■ What the task requires ■
Starting with the line that contains "Extract the structured", reproduce each line through the end of the listing below, with no other output.

======== Records shown ========

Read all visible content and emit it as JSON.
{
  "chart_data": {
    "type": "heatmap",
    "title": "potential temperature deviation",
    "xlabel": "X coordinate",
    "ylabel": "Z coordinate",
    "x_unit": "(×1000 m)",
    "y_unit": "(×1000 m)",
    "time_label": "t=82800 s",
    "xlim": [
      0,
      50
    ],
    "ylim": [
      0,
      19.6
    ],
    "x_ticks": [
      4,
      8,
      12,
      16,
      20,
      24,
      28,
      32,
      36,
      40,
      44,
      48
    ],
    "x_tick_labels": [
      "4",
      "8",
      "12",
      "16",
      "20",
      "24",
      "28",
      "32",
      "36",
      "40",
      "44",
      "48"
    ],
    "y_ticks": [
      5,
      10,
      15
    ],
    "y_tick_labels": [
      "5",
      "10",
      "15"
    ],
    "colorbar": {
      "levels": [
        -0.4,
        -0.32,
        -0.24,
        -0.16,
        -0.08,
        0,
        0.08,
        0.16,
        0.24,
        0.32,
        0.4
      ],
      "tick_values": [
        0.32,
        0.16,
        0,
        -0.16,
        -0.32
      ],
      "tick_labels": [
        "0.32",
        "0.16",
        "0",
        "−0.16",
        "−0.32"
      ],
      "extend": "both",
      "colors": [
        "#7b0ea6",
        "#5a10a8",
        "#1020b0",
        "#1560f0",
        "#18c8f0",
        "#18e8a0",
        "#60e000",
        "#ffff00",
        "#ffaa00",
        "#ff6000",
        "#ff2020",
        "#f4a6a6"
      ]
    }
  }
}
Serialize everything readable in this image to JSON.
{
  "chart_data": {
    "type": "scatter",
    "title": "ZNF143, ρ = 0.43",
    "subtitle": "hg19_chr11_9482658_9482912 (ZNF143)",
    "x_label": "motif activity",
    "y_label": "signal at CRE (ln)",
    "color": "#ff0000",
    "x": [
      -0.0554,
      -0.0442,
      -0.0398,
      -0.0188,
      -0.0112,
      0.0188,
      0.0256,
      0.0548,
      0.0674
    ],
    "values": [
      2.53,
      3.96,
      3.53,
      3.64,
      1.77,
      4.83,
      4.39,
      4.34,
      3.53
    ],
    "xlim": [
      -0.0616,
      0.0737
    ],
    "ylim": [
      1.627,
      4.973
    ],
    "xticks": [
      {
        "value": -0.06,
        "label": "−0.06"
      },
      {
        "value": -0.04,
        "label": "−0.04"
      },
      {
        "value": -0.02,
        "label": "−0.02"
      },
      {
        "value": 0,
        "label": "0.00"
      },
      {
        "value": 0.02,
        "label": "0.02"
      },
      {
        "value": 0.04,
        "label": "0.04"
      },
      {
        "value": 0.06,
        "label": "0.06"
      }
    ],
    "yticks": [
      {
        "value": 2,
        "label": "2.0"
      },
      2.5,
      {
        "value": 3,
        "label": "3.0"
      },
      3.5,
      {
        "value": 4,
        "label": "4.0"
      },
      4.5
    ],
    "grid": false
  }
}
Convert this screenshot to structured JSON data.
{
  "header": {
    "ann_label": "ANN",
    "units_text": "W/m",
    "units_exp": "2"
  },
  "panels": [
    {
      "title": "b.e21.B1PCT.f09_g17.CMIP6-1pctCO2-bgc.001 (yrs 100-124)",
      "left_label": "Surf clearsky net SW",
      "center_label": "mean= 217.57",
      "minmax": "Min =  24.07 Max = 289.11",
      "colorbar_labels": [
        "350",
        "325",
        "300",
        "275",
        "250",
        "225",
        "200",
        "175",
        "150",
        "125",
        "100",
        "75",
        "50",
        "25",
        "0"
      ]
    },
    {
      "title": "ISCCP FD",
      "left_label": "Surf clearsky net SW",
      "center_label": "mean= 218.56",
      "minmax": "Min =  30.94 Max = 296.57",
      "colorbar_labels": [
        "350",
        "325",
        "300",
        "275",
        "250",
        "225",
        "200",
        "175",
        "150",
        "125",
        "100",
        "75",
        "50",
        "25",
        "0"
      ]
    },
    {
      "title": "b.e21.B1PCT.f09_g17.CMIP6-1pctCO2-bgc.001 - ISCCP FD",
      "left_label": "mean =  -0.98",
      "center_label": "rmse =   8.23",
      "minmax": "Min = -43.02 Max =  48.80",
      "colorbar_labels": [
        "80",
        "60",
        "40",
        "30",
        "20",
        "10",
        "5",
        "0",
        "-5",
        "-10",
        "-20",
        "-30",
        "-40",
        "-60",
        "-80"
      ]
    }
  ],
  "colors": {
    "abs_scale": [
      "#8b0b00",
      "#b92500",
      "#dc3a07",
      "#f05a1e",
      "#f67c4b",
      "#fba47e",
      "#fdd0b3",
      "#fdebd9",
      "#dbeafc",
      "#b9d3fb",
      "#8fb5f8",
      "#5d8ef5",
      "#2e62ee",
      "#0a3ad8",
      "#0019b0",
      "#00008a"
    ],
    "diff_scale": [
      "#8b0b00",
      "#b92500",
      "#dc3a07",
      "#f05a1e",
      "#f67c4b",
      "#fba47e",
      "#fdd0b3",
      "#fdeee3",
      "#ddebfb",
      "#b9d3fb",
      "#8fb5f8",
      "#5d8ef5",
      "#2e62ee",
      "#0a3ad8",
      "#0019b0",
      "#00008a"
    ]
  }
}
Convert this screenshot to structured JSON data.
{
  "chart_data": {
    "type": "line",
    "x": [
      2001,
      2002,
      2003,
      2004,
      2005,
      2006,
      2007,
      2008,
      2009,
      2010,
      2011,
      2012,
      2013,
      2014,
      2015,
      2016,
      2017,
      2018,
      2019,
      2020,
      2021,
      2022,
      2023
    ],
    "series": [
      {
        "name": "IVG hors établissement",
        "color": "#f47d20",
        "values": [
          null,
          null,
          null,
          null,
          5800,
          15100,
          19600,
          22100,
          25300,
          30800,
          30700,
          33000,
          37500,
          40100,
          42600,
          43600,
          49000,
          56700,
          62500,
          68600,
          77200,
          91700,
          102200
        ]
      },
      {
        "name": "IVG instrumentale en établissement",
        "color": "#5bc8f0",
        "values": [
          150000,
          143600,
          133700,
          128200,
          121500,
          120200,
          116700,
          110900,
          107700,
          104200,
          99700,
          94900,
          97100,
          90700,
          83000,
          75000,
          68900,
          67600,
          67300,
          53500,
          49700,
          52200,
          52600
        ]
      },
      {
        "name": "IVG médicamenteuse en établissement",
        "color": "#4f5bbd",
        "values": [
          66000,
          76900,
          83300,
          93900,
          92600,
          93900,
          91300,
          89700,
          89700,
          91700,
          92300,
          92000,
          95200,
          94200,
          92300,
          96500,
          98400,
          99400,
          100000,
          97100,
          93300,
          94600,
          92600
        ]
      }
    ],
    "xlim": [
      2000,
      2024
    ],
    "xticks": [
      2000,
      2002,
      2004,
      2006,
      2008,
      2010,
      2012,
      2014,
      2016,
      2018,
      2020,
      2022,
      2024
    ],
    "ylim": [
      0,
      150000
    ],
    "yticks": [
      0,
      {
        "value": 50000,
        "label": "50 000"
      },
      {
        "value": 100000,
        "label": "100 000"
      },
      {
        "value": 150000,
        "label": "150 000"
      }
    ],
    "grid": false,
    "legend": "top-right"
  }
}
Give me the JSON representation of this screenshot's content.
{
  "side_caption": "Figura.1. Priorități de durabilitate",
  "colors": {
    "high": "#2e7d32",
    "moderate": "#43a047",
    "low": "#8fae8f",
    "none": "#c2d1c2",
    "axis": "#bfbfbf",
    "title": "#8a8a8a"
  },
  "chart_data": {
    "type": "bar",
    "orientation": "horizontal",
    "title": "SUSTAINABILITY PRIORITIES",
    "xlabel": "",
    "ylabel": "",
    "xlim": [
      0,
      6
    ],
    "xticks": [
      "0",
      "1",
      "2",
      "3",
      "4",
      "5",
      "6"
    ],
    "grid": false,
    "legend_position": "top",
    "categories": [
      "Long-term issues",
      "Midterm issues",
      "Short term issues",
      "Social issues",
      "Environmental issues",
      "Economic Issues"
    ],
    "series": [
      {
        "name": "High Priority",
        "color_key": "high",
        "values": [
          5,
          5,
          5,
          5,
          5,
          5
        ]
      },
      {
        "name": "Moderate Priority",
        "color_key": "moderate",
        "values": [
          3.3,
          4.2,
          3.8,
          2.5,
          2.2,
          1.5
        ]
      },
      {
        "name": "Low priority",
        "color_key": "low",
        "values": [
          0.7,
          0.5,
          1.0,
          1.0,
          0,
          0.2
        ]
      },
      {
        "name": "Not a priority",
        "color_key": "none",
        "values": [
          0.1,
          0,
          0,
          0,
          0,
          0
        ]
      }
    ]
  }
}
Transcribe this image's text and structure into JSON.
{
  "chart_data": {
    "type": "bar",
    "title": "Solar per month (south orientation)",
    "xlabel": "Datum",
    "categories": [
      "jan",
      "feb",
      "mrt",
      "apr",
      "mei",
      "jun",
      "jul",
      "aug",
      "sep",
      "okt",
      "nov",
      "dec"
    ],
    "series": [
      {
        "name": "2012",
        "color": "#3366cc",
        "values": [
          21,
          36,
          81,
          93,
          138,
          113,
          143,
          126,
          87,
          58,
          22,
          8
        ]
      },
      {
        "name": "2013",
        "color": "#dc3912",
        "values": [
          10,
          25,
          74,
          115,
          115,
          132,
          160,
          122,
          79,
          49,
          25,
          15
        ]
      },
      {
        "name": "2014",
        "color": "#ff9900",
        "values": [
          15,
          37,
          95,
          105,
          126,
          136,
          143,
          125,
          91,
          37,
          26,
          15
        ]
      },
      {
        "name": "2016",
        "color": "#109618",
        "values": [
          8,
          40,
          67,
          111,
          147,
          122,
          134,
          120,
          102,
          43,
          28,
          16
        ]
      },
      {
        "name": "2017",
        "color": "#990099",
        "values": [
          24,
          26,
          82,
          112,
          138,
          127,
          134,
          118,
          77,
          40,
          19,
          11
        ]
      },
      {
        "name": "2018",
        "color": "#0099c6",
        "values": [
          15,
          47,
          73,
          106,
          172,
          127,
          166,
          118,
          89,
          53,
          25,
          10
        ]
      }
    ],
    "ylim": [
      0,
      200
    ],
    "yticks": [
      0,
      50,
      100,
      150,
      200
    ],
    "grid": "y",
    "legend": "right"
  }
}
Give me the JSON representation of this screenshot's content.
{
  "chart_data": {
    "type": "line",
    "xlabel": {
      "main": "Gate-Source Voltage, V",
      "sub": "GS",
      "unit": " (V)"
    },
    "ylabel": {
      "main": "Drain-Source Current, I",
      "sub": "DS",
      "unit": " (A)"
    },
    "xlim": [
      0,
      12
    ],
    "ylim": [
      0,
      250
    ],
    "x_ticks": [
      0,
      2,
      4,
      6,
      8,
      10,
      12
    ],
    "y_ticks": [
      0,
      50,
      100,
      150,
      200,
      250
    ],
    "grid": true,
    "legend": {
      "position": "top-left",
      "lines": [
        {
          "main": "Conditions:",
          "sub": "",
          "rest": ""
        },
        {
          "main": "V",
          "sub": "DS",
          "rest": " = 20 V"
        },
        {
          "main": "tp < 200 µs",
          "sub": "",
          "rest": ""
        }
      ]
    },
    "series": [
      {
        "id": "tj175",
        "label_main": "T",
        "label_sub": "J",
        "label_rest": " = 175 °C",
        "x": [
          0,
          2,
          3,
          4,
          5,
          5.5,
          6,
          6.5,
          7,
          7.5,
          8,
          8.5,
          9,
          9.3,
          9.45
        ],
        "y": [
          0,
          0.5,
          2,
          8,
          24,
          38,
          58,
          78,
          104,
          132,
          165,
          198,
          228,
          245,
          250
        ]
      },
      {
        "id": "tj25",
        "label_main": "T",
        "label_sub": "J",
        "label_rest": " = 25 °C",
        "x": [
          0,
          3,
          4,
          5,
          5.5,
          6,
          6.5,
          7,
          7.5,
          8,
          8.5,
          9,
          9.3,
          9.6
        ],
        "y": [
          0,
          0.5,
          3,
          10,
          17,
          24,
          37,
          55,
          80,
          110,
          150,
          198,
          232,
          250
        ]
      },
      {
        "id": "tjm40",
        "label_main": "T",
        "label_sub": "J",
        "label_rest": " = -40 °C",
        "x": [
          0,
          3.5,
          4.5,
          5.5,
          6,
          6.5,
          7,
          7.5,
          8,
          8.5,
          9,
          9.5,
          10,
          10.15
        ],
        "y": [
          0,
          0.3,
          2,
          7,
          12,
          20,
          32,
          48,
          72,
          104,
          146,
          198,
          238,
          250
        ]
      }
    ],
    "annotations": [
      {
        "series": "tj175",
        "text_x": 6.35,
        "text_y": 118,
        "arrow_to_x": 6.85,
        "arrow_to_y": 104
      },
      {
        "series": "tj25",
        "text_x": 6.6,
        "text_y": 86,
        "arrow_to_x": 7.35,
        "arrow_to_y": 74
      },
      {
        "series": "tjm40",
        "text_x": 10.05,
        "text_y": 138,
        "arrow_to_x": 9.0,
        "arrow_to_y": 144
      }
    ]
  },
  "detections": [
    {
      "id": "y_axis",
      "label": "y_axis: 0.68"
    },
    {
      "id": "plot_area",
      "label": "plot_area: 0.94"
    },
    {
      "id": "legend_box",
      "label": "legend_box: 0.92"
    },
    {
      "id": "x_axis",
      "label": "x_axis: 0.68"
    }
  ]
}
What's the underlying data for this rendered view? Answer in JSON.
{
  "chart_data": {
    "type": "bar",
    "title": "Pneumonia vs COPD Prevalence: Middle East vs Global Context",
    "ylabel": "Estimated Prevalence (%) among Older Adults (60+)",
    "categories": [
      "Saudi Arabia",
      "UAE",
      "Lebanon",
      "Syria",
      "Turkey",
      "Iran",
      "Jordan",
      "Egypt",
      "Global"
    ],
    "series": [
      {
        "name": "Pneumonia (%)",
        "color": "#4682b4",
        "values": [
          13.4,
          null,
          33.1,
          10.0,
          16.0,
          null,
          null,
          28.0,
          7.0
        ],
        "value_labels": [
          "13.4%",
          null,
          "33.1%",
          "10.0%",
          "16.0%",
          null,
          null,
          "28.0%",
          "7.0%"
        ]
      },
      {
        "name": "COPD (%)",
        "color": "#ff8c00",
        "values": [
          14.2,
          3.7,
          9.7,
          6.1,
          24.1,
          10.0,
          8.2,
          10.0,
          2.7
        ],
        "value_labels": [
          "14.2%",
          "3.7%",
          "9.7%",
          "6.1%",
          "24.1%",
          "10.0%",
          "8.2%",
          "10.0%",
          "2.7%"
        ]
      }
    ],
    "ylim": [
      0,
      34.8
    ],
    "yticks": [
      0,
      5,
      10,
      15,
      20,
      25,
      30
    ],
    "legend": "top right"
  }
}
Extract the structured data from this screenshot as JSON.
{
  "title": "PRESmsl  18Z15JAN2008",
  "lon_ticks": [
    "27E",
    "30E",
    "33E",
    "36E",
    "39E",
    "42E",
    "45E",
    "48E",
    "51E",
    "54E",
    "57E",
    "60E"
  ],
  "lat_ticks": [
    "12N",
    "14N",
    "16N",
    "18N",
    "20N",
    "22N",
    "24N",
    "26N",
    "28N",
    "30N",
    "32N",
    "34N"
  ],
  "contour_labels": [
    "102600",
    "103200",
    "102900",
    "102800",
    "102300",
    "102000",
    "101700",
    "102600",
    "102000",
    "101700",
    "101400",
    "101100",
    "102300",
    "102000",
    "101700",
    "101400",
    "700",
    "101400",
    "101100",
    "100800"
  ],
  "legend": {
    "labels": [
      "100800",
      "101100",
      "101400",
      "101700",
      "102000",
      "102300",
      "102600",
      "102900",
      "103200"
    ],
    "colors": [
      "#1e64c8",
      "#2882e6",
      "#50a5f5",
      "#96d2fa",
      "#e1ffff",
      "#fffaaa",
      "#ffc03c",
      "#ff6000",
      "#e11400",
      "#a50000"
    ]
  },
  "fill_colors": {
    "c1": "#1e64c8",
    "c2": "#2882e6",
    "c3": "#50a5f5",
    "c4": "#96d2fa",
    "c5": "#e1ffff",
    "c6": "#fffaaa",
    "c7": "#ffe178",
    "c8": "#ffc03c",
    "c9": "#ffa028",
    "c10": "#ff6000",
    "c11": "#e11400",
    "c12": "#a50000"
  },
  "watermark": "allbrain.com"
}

========

■ Response below ■
Extract the structured data from this screenshot as JSON.
{
  "title": "PRESmsl  18Z15JAN2008",
  "lon_ticks": [
    "27E",
    "30E",
    "33E",
    "36E",
    "39E",
    "42E",
    "45E",
    "48E",
    "51E",
    "54E",
    "57E",
    "60E"
  ],
  "lat_ticks": [
    "12N",
    "14N",
    "16N",
    "18N",
    "20N",
    "22N",
    "24N",
    "26N",
    "28N",
    "30N",
    "32N",
    "34N"
  ],
  "contour_labels": [
    "102600",
    "103200",
    "102900",
    "102800",
    "102300",
    "102000",
    "101700",
    "102600",
    "102000",
    "101700",
    "101400",
    "101100",
    "102300",
    "102000",
    "101700",
    "101400",
    "700",
    "101400",
    "101100",
    "100800"
  ],
  "legend": {
    "labels": [
      "100800",
      "101100",
      "101400",
      "101700",
      "102000",
      "102300",
      "102600",
      "102900",
      "103200"
    ],
    "colors": [
      "#1e64c8",
      "#2882e6",
      "#50a5f5",
      "#96d2fa",
      "#e1ffff",
      "#fffaaa",
      "#ffc03c",
      "#ff6000",
      "#e11400",
      "#a50000"
    ]
  },
  "fill_colors": {
    "c1": "#1e64c8",
    "c2": "#2882e6",
    "c3": "#50a5f5",
    "c4": "#96d2fa",
    "c5": "#e1ffff",
    "c6": "#fffaaa",
    "c7": "#ffe178",
    "c8": "#ffc03c",
    "c9": "#ffa028",
    "c10": "#ff6000",
    "c11": "#e11400",
    "c12": "#a50000"
  },
  "watermark": "allbrain.com"
}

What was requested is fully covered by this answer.